___ Source data ___
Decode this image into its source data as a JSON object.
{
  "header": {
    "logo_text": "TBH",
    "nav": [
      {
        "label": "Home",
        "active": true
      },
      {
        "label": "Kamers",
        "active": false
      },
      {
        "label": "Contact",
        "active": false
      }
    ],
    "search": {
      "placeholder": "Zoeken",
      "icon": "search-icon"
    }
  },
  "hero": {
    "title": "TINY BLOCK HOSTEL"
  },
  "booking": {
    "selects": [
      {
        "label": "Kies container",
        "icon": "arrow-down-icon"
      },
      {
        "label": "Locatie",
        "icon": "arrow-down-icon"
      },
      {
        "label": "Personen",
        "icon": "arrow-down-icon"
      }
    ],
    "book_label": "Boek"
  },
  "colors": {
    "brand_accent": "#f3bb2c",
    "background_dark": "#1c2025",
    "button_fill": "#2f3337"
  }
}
___
» **Exercise objective**:
Please set down the whole listing above without altering a single line.

» **Written response**:
Decode this image into its source data as a JSON object.
{
  "header": {
    "logo_text": "TBH",
    "nav": [
      {
        "label": "Home",
        "active": true
      },
      {
        "label": "Kamers",
        "active": false
      },
      {
        "label": "Contact",
        "active": false
      }
    ],
    "search": {
      "placeholder": "Zoeken",
      "icon": "search-icon"
    }
  },
  "hero": {
    "title": "TINY BLOCK HOSTEL"
  },
  "booking": {
    "selects": [
      {
        "label": "Kies container",
        "icon": "arrow-down-icon"
      },
      {
        "label": "Locatie",
        "icon": "arrow-down-icon"
      },
      {
        "label": "Personen",
        "icon": "arrow-down-icon"
      }
    ],
    "book_label": "Boek"
  },
  "colors": {
    "brand_accent": "#f3bb2c",
    "background_dark": "#1c2025",
    "button_fill": "#2f3337"
  }
}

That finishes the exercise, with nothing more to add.